• Consigne A: D'après l'article sur le pacte de compétitivité franco-allemand, à quelle date et à quelle heure a-t-il été publié ?

──────── Extrait de texte ────────

Actualité Intégration européenne

Paris et Berlin font le jeu de Bruxelles

Le "pacte de compétitivité" incarne moins une mainmise franco-allemande sur l’UE qu’une étape sur la voie d’une Europe fédérale, affirme l’éditorialiste du Times Anatole Kaletsky. C’est pourquoi son projet d’un "gouvernement économique" dans la zone euro n’atténuera en rien l’impact de la crise financière.

Publié le 9 février 2011 à 15:33

Pour ce que l’on en sait, David Cameron n’a pas paru gêné vendredi dernier lors du sommet de l’UE, quand on lui a soumis le plan franco-allemand de création d’une Europe fédérale. Officiellement baptisé “pacte de compétitivité”, le projet a été fièrement décrit par le président Sarkozy et la chancelière Merkel comme l’ébauche tant attendue d’un “gouvernement économique européen”. Il a pour but d’harmoniser six secteurs particulièrement sujets à controverse de la politique sociale et économique nationale dans les pays de la zone euro : la fiscalité des entreprises, les systèmes de retraite, les négociations salariales, les niveaux de formation, les limites de la dette publique et les régimes de contrôle des banques en difficulté. Compte tenu des tendances eurosceptiques de Cameron, on ne peut qu’être surpris par son absence de réaction.

──────── Données ────────

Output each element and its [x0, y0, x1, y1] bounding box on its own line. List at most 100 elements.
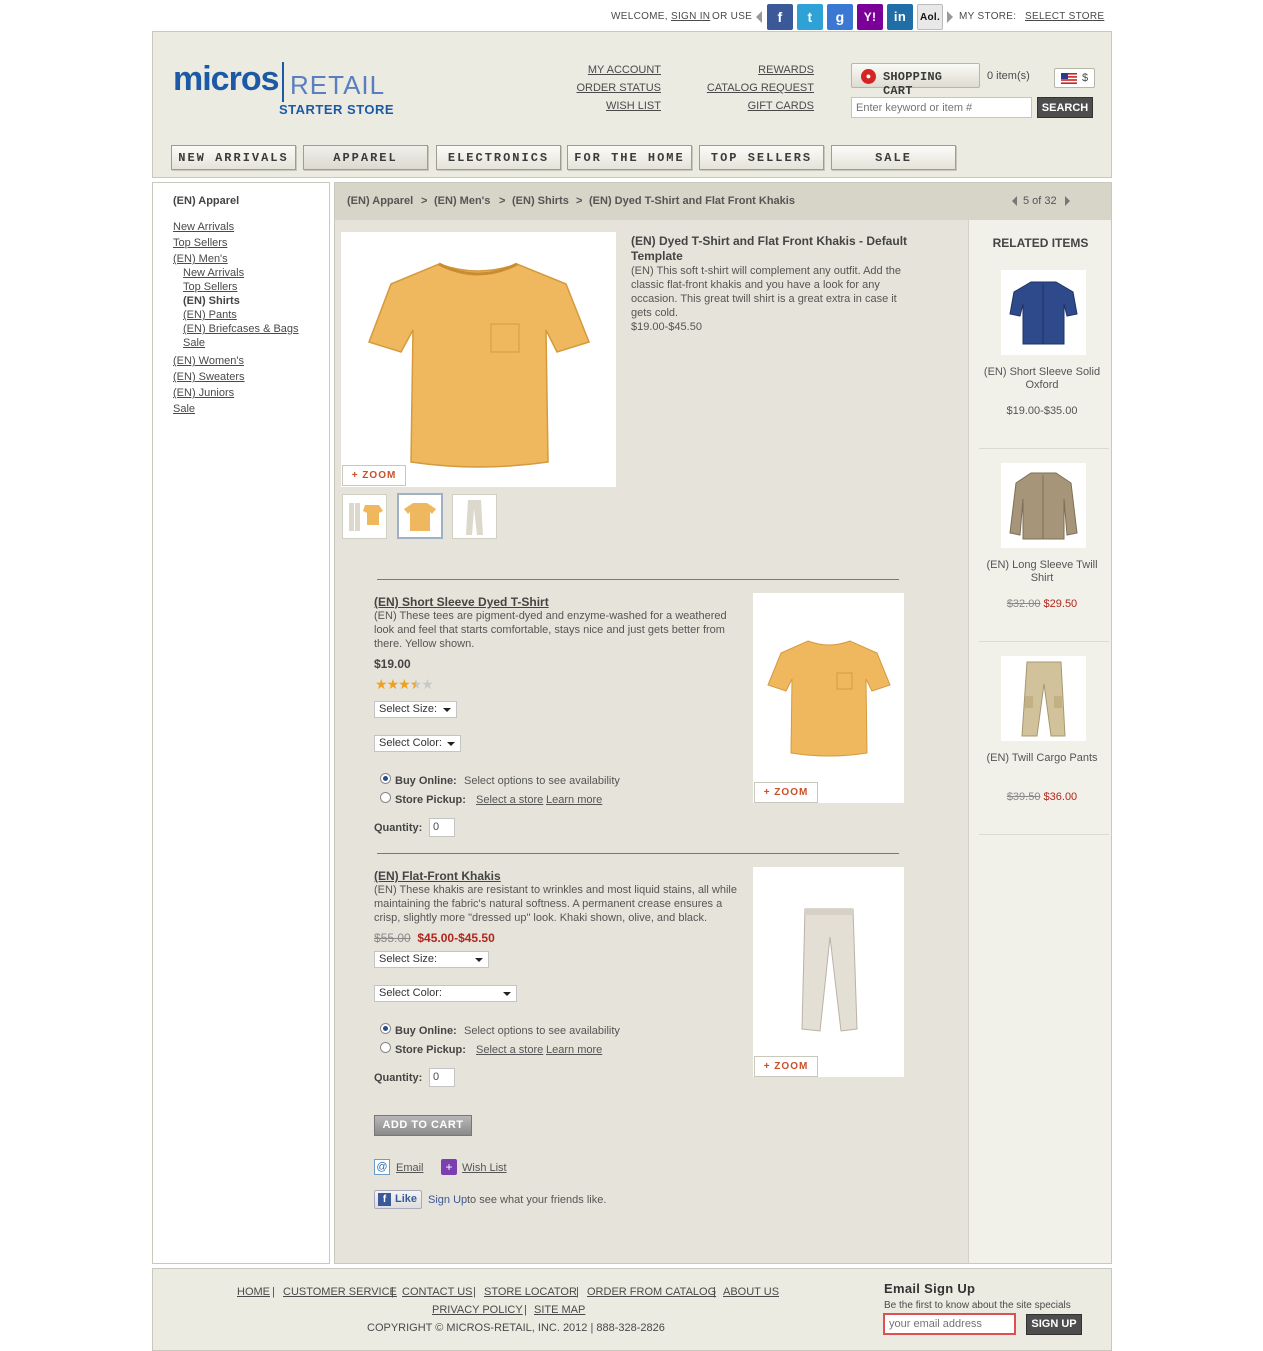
footer-about-us-link[interactable]: ABOUT US — [723, 1286, 779, 1298]
add-to-cart-button[interactable]: ADD TO CART — [374, 1115, 472, 1136]
quantity-input[interactable]: 0 — [429, 1068, 455, 1087]
pager-prev-icon[interactable] — [1012, 196, 1017, 206]
wish-list-link[interactable]: Wish List — [462, 1161, 507, 1175]
color-select[interactable]: Select Color: — [374, 985, 517, 1002]
footer-home-link[interactable]: HOME — [237, 1286, 270, 1298]
search-button[interactable]: SEARCH — [1037, 97, 1093, 118]
email-signup-input[interactable] — [883, 1313, 1016, 1335]
sidebar-item-womens[interactable]: (EN) Women's — [173, 355, 244, 367]
nav-for-the-home[interactable]: FOR THE HOME — [567, 145, 692, 170]
product-title-link[interactable]: (EN) Flat-Front Khakis — [374, 869, 501, 883]
currency-selector[interactable]: $ — [1054, 68, 1095, 88]
wish-list-link[interactable]: WISH LIST — [606, 100, 661, 112]
related-item-name-link[interactable]: (EN) Short Sleeve Solid Oxford — [977, 366, 1107, 392]
select-store-link[interactable]: SELECT STORE — [1025, 11, 1104, 22]
thumbnail-khakis[interactable] — [452, 494, 497, 539]
sidebar-item-top-sellers[interactable]: Top Sellers — [173, 237, 227, 249]
store-pickup-radio[interactable] — [380, 1042, 391, 1053]
product-image[interactable] — [753, 867, 904, 1077]
twitter-icon[interactable]: t — [797, 4, 823, 30]
facebook-icon[interactable]: f — [767, 4, 793, 30]
product-description: (EN) These khakis are resistant to wrink… — [374, 884, 737, 924]
linkedin-icon[interactable]: in — [887, 4, 913, 30]
zoom-button[interactable]: + ZOOM — [342, 465, 406, 486]
order-status-link[interactable]: ORDER STATUS — [576, 82, 661, 94]
thumbnail-outfit[interactable] — [342, 494, 387, 539]
sign-up-button[interactable]: SIGN UP — [1026, 1314, 1082, 1335]
nav-apparel[interactable]: APPAREL — [303, 145, 428, 170]
footer-privacy-policy-link[interactable]: PRIVACY POLICY — [432, 1304, 523, 1316]
nav-top-sellers[interactable]: TOP SELLERS — [699, 145, 824, 170]
star-icon: ★ — [386, 676, 400, 692]
related-item-image[interactable] — [1001, 270, 1086, 355]
sidebar-item-mens[interactable]: (EN) Men's — [173, 253, 228, 265]
related-item-image[interactable] — [1001, 656, 1086, 741]
select-a-store-link[interactable]: Select a store — [476, 1043, 543, 1057]
buy-online-radio[interactable] — [380, 773, 391, 784]
sidebar-subitem-top-sellers[interactable]: Top Sellers — [183, 281, 237, 293]
yahoo-icon[interactable]: Y! — [857, 4, 883, 30]
product-image[interactable] — [753, 593, 904, 803]
social-prev-icon[interactable] — [756, 11, 762, 23]
email-link[interactable]: Email — [396, 1161, 424, 1175]
breadcrumb-apparel[interactable]: (EN) Apparel — [347, 195, 413, 207]
sidebar-item-sweaters[interactable]: (EN) Sweaters — [173, 371, 245, 383]
product-title-link[interactable]: (EN) Short Sleeve Dyed T-Shirt — [374, 595, 549, 609]
buy-online-radio[interactable] — [380, 1023, 391, 1034]
sign-in-link[interactable]: SIGN IN — [671, 11, 710, 22]
wish-list-icon[interactable]: + — [441, 1159, 457, 1175]
divider — [377, 579, 899, 580]
learn-more-link[interactable]: Learn more — [546, 1043, 602, 1057]
footer-sep: | — [524, 1304, 527, 1316]
sidebar-item-juniors[interactable]: (EN) Juniors — [173, 387, 234, 399]
pager-next-icon[interactable] — [1065, 196, 1070, 206]
like-label: Like — [395, 1193, 418, 1205]
search-input[interactable] — [851, 97, 1032, 118]
footer-customer-service-link[interactable]: CUSTOMER SERVICE — [283, 1286, 397, 1298]
aol-icon[interactable]: Aol. — [917, 4, 943, 30]
select-a-store-link[interactable]: Select a store — [476, 793, 543, 807]
sidebar-subitem-pants[interactable]: (EN) Pants — [183, 309, 237, 321]
related-item-price: $39.50 $36.00 — [977, 791, 1107, 804]
color-select[interactable]: Select Color: — [374, 735, 461, 752]
footer-order-from-catalog-link[interactable]: ORDER FROM CATALOG — [587, 1286, 716, 1298]
zoom-button[interactable]: + ZOOM — [754, 782, 818, 803]
facebook-like-button[interactable]: f Like — [374, 1190, 422, 1209]
footer-site-map-link[interactable]: SITE MAP — [534, 1304, 585, 1316]
learn-more-link[interactable]: Learn more — [546, 793, 602, 807]
shopping-cart-button[interactable]: ● SHOPPING CART — [851, 63, 980, 98]
sidebar-subitem-briefcases-bags[interactable]: (EN) Briefcases & Bags — [183, 323, 299, 335]
social-next-icon[interactable] — [947, 11, 953, 23]
store-pickup-radio[interactable] — [380, 792, 391, 803]
breadcrumb-mens[interactable]: (EN) Men's — [434, 195, 490, 207]
quantity-input[interactable]: 0 — [429, 818, 455, 837]
email-icon[interactable]: @ — [374, 1159, 390, 1175]
rewards-link[interactable]: REWARDS — [758, 64, 814, 76]
gift-cards-link[interactable]: GIFT CARDS — [748, 100, 814, 112]
sidebar-subitem-sale[interactable]: Sale — [183, 337, 205, 349]
related-item-image[interactable] — [1001, 463, 1086, 548]
facebook-sign-up-link[interactable]: Sign Up — [428, 1193, 467, 1207]
sidebar-subitem-new-arrivals[interactable]: New Arrivals — [183, 267, 244, 279]
footer-contact-us-link[interactable]: CONTACT US — [402, 1286, 473, 1298]
nav-new-arrivals[interactable]: NEW ARRIVALS — [171, 145, 296, 170]
related-item-name-link[interactable]: (EN) Long Sleeve Twill Shirt — [977, 559, 1107, 585]
nav-sale[interactable]: SALE — [831, 145, 956, 170]
my-account-link[interactable]: MY ACCOUNT — [588, 64, 661, 76]
related-item-name-link[interactable]: (EN) Twill Cargo Pants — [977, 752, 1107, 765]
zoom-button[interactable]: + ZOOM — [754, 1056, 818, 1077]
nav-electronics[interactable]: ELECTRONICS — [436, 145, 561, 170]
sidebar-item-sale[interactable]: Sale — [173, 403, 195, 415]
thumbnail-tshirt[interactable] — [397, 493, 443, 539]
sidebar-item-new-arrivals[interactable]: New Arrivals — [173, 221, 234, 233]
size-select[interactable]: Select Size: — [374, 701, 457, 718]
catalog-request-link[interactable]: CATALOG REQUEST — [707, 82, 814, 94]
google-icon[interactable]: g — [827, 4, 853, 30]
breadcrumb-shirts[interactable]: (EN) Shirts — [512, 195, 569, 207]
us-flag-icon — [1061, 73, 1077, 84]
quantity-label: Quantity: — [374, 1072, 423, 1084]
logo-micros: micros — [173, 60, 279, 98]
size-select[interactable]: Select Size: — [374, 951, 489, 968]
footer-store-locator-link[interactable]: STORE LOCATOR — [484, 1286, 577, 1298]
main-product-image[interactable] — [341, 232, 616, 487]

────────

• Consigne B: Recopiez sans aucune modification les lignes de la liste, en partant de celle qui contient "footer-about-us-link[interactable]: ABOUT US" et en vous arrêtant après celle qui contient "email-signup-input[interactable] — [883, 1313, 1016, 1335]".

• Solution A: Le 9 février 2011 à 15:33.

• Solution B:
footer-about-us-link[interactable]: ABOUT US — [723, 1286, 779, 1298]
add-to-cart-button[interactable]: ADD TO CART — [374, 1115, 472, 1136]
quantity-input[interactable]: 0 — [429, 1068, 455, 1087]
pager-prev-icon[interactable] — [1012, 196, 1017, 206]
wish-list-link[interactable]: Wish List — [462, 1161, 507, 1175]
color-select[interactable]: Select Color: — [374, 985, 517, 1002]
footer-home-link[interactable]: HOME — [237, 1286, 270, 1298]
search-button[interactable]: SEARCH — [1037, 97, 1093, 118]
email-signup-input[interactable] — [883, 1313, 1016, 1335]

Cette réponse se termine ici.